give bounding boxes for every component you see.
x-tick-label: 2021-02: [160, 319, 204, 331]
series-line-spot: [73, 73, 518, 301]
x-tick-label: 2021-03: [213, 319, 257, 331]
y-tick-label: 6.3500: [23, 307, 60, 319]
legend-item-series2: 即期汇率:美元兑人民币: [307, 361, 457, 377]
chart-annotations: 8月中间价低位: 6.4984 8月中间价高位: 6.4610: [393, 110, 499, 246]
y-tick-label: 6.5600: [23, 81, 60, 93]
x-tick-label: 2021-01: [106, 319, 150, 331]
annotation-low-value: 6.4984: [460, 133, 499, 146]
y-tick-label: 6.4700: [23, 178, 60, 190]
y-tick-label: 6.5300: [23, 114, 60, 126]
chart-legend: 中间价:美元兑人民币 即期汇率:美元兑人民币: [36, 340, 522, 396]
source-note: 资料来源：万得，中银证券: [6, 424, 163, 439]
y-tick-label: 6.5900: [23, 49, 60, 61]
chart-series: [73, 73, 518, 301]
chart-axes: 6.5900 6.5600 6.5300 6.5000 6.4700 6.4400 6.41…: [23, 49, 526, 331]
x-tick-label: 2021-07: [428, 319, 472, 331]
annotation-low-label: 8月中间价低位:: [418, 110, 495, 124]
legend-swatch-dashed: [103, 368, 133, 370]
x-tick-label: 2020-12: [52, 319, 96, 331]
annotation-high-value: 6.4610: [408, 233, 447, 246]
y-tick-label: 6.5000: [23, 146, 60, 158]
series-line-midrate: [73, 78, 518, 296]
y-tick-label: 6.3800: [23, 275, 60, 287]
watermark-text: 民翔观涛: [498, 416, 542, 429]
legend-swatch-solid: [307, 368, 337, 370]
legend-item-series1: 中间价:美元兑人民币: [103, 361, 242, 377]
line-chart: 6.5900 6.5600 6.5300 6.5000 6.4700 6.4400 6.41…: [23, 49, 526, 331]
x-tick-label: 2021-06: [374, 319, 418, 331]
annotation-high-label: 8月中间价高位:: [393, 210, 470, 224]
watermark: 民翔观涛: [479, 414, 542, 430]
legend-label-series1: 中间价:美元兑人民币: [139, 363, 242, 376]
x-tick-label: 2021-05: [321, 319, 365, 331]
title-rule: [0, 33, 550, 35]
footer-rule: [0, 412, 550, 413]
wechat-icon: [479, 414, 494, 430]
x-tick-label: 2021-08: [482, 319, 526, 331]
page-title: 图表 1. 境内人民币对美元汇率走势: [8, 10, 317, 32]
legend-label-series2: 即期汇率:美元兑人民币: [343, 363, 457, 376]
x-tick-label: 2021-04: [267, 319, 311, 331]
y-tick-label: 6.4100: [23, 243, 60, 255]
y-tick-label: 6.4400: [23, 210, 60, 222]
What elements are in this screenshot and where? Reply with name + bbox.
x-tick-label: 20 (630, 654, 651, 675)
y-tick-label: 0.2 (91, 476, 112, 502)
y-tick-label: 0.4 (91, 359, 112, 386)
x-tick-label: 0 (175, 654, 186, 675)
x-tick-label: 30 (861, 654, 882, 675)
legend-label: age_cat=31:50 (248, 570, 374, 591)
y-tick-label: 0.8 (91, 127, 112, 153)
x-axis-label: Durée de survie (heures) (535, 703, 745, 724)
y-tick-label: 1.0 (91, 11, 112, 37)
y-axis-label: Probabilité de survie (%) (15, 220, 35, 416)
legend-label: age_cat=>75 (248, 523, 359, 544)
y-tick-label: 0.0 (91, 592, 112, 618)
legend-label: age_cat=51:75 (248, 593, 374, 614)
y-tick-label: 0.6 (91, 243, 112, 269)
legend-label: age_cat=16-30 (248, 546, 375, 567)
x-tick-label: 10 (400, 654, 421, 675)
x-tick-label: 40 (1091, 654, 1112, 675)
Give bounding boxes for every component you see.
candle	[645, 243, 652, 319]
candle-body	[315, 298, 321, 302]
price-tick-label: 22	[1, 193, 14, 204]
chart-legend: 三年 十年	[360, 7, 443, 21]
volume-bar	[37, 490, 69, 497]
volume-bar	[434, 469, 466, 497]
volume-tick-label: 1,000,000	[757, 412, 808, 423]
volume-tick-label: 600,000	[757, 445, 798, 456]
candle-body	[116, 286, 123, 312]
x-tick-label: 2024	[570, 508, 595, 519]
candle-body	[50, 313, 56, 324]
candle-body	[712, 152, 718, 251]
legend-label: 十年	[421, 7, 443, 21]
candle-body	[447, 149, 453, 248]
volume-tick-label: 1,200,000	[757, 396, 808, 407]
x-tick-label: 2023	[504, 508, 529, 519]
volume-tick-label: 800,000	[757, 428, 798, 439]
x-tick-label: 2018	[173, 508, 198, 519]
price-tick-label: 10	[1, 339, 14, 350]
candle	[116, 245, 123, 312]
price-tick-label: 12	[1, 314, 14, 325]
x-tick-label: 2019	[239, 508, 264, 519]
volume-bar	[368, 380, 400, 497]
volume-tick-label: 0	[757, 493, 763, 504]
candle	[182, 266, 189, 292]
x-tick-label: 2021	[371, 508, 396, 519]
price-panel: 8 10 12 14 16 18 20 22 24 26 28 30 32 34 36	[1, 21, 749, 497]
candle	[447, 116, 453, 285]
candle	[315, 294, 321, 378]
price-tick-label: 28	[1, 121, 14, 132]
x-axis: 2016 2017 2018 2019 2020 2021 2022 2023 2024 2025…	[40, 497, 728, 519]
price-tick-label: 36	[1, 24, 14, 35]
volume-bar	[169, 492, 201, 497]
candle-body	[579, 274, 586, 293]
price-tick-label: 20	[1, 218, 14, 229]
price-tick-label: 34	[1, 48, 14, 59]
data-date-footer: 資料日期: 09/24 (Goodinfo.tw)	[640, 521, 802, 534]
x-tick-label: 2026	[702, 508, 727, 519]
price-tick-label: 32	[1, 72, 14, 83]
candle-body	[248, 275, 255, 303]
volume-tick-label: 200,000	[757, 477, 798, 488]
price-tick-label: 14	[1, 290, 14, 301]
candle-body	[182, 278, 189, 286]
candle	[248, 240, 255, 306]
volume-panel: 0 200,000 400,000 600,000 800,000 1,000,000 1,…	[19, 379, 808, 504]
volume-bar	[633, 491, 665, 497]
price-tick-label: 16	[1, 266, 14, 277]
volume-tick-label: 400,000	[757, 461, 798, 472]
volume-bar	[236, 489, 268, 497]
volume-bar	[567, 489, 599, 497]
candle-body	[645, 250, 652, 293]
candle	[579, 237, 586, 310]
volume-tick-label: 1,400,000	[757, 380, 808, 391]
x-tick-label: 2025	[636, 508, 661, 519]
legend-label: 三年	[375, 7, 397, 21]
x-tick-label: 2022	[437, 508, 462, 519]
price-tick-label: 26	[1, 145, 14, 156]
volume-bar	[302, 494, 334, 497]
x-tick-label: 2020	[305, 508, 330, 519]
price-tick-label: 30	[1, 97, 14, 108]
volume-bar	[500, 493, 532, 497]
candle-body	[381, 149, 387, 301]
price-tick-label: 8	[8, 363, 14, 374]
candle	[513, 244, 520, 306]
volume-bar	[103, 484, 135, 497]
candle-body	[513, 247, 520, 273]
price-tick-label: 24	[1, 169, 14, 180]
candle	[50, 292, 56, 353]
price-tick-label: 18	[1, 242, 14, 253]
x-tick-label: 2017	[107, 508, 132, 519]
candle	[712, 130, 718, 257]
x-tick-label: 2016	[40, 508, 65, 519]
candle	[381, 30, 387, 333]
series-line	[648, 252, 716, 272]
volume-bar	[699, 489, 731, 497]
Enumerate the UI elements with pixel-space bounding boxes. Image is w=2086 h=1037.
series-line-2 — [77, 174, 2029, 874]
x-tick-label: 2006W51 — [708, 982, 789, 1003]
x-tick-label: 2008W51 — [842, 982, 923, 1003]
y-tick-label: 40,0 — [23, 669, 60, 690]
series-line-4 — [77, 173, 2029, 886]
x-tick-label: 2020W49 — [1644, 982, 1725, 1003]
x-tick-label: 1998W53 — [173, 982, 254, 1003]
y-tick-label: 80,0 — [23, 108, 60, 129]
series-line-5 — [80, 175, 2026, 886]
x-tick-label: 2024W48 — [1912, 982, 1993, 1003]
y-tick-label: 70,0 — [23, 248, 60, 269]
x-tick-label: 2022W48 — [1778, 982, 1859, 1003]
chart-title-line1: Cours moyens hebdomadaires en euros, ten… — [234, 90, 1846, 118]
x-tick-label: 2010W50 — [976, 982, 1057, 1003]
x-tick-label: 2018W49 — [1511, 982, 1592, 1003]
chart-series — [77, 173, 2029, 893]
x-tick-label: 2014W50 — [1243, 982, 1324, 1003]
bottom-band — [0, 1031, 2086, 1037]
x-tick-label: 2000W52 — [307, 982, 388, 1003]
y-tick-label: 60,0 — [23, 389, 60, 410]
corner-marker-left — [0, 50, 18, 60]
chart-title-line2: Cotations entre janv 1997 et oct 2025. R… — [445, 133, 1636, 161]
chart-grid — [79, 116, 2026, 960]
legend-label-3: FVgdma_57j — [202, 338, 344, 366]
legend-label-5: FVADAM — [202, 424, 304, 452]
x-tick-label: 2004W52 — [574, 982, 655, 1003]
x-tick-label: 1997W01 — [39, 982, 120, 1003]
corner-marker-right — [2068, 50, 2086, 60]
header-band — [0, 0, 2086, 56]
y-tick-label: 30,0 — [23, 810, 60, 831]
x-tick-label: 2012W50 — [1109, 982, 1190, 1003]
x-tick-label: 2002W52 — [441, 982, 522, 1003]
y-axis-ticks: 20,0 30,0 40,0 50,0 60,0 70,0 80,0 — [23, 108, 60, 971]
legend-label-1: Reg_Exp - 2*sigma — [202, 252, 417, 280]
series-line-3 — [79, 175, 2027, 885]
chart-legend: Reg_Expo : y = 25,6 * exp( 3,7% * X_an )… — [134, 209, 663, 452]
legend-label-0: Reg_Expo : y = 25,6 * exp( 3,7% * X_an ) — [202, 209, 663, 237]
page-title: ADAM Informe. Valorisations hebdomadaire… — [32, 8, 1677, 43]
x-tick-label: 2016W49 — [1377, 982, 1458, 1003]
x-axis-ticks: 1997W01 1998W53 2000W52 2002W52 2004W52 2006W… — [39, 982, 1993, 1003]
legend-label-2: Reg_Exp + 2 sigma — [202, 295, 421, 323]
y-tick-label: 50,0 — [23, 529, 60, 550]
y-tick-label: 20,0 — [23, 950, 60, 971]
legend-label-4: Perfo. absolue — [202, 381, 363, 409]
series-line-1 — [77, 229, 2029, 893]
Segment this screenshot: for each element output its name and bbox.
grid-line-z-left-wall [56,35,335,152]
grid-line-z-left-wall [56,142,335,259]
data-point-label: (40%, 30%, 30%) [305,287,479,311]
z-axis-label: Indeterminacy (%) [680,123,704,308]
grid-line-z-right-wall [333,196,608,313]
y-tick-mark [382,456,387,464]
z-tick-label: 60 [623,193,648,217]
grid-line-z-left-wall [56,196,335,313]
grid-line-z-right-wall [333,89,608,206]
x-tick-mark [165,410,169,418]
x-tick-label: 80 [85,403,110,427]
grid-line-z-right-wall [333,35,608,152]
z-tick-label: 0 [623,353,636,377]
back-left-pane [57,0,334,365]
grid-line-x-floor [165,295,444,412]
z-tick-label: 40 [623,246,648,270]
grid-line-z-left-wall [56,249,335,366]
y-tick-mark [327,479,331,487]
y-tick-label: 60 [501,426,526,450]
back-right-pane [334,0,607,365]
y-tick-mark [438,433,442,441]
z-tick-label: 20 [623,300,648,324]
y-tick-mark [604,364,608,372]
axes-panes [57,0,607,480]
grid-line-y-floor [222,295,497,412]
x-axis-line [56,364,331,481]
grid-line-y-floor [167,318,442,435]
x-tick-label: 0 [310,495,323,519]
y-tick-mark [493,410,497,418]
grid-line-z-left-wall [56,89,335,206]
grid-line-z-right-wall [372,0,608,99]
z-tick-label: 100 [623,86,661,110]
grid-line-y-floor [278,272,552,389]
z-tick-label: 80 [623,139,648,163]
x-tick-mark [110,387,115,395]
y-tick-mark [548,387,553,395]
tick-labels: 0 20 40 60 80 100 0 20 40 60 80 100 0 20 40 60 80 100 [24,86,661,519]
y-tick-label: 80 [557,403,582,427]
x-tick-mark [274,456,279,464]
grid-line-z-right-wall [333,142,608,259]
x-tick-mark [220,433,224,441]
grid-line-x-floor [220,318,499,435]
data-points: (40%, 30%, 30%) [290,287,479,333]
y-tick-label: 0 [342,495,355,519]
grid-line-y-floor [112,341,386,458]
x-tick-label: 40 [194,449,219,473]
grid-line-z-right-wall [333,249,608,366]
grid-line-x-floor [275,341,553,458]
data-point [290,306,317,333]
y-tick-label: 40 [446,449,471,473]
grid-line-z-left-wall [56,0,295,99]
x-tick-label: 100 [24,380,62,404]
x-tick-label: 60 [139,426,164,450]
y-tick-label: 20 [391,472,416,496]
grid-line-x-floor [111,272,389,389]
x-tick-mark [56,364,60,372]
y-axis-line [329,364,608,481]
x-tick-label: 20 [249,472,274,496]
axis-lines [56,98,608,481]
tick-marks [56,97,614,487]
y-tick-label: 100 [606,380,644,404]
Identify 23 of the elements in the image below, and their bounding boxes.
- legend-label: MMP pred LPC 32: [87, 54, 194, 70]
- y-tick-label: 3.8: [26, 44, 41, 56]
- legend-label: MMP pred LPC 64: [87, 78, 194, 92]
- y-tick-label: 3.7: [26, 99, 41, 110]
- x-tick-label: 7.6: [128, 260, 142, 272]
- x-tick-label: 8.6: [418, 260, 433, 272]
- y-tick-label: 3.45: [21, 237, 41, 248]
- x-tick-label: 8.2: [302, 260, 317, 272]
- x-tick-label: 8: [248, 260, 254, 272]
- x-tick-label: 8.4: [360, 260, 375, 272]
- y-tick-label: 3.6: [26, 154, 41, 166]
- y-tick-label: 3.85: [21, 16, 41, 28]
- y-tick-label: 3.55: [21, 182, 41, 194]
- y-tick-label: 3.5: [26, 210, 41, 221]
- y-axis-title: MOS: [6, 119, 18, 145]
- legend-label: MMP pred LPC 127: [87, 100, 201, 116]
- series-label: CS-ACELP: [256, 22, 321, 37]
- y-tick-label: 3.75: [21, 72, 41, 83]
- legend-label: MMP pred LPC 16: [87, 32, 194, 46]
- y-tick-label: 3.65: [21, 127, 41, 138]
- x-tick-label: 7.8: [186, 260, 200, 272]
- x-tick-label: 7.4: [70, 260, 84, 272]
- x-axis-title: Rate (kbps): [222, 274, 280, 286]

====

WHAT THE TASK ASKS: Copy the material word for word, starting with its first line and ending with the line that contains "wechat-icon: [479, 414, 494, 430]". Include that line.

SOLUTION TO THIS TASK:
give bounding boxes for every component you see.
x-tick-label: 2021-02: [160, 319, 204, 331]
series-line-spot: [73, 73, 518, 301]
x-tick-label: 2021-03: [213, 319, 257, 331]
y-tick-label: 6.3500: [23, 307, 60, 319]
legend-item-series2: 即期汇率:美元兑人民币: [307, 361, 457, 377]
chart-annotations: 8月中间价低位: 6.4984 8月中间价高位: 6.4610: [393, 110, 499, 246]
y-tick-label: 6.5600: [23, 81, 60, 93]
x-tick-label: 2021-01: [106, 319, 150, 331]
annotation-low-value: 6.4984: [460, 133, 499, 146]
y-tick-label: 6.4700: [23, 178, 60, 190]
y-tick-label: 6.5300: [23, 114, 60, 126]
chart-legend: 中间价:美元兑人民币 即期汇率:美元兑人民币: [36, 340, 522, 396]
source-note: 资料来源：万得，中银证券: [6, 424, 163, 439]
y-tick-label: 6.5900: [23, 49, 60, 61]
chart-series: [73, 73, 518, 301]
chart-axes: 6.5900 6.5600 6.5300 6.5000 6.4700 6.4400 6.41…: [23, 49, 526, 331]
x-tick-label: 2021-07: [428, 319, 472, 331]
annotation-low-label: 8月中间价低位:: [418, 110, 495, 124]
legend-swatch-dashed: [103, 368, 133, 370]
x-tick-label: 2020-12: [52, 319, 96, 331]
annotation-high-value: 6.4610: [408, 233, 447, 246]
y-tick-label: 6.5000: [23, 146, 60, 158]
series-line-midrate: [73, 78, 518, 296]
y-tick-label: 6.3800: [23, 275, 60, 287]
watermark-text: 民翔观涛: [498, 416, 542, 429]
legend-swatch-solid: [307, 368, 337, 370]
legend-item-series1: 中间价:美元兑人民币: [103, 361, 242, 377]
line-chart: 6.5900 6.5600 6.5300 6.5000 6.4700 6.4400 6.41…: [23, 49, 526, 331]
x-tick-label: 2021-06: [374, 319, 418, 331]
annotation-high-label: 8月中间价高位:: [393, 210, 470, 224]
watermark: 民翔观涛: [479, 414, 542, 430]
legend-label-series1: 中间价:美元兑人民币: [139, 363, 242, 376]
x-tick-label: 2021-05: [321, 319, 365, 331]
title-rule: [0, 33, 550, 35]
footer-rule: [0, 412, 550, 413]
wechat-icon: [479, 414, 494, 430]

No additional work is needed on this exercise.